→ **Recorded data**
• • • • • • •
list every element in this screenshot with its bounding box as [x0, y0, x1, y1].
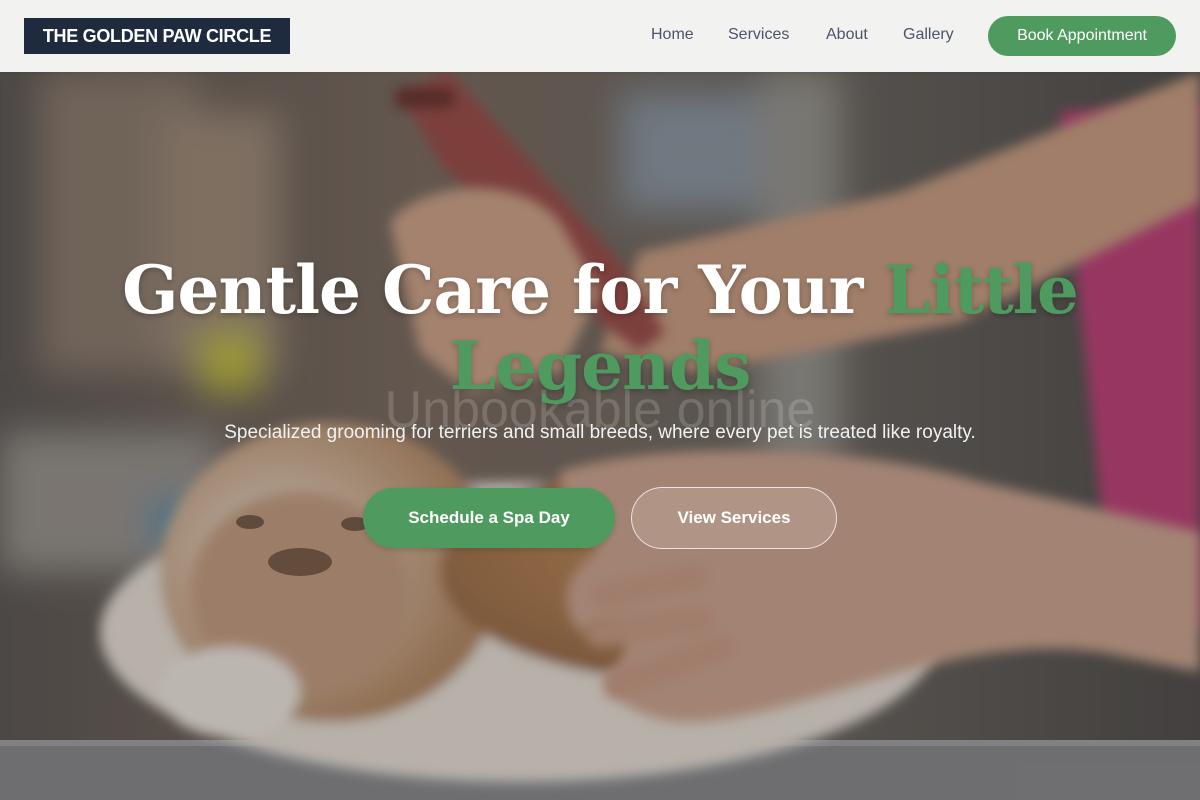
- schedule-spa-day-button[interactable]: Schedule a Spa Day: [363, 488, 615, 548]
- nav-link-services[interactable]: Services: [728, 26, 789, 44]
- hero-section: Unbookable online Gentle Care for Your L…: [0, 72, 1200, 800]
- nav-link-about[interactable]: About: [826, 26, 868, 44]
- view-services-button[interactable]: View Services: [631, 487, 837, 549]
- nav-link-home[interactable]: Home: [651, 26, 694, 44]
- hero-headline-main: Gentle Care for Your: [122, 251, 885, 329]
- hero-subtitle: Specialized grooming for terriers and sm…: [224, 422, 976, 443]
- site-header: THE GOLDEN PAW CIRCLE Home Services Abou…: [0, 0, 1200, 72]
- hero-headline: Gentle Care for Your Little Legends: [100, 252, 1100, 404]
- site-logo[interactable]: THE GOLDEN PAW CIRCLE: [24, 18, 290, 54]
- book-appointment-button[interactable]: Book Appointment: [988, 16, 1176, 56]
- nav-link-gallery[interactable]: Gallery: [903, 26, 954, 44]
• • • • • • •
→ **Goal of the exercise**
Copy these lines word for word, leaving out the picture.

→ **Reply to the exercise**
list every element in this screenshot with its bounding box as [x0, y0, x1, y1].
- schedule-spa-day-button[interactable]: Schedule a Spa Day: [363, 488, 615, 548]
- nav-link-services[interactable]: Services: [728, 26, 789, 44]
- hero-section: Unbookable online Gentle Care for Your L…: [0, 72, 1200, 800]
- nav-link-about[interactable]: About: [826, 26, 868, 44]
- view-services-button[interactable]: View Services: [631, 487, 837, 549]
- nav-link-home[interactable]: Home: [651, 26, 694, 44]
- hero-headline-main: Gentle Care for Your: [122, 251, 885, 329]
- hero-subtitle: Specialized grooming for terriers and sm…: [224, 422, 976, 443]
- site-header: THE GOLDEN PAW CIRCLE Home Services Abou…: [0, 0, 1200, 72]
- hero-headline: Gentle Care for Your Little Legends: [100, 252, 1100, 404]
- site-logo[interactable]: THE GOLDEN PAW CIRCLE: [24, 18, 290, 54]
- book-appointment-button[interactable]: Book Appointment: [988, 16, 1176, 56]
- nav-link-gallery[interactable]: Gallery: [903, 26, 954, 44]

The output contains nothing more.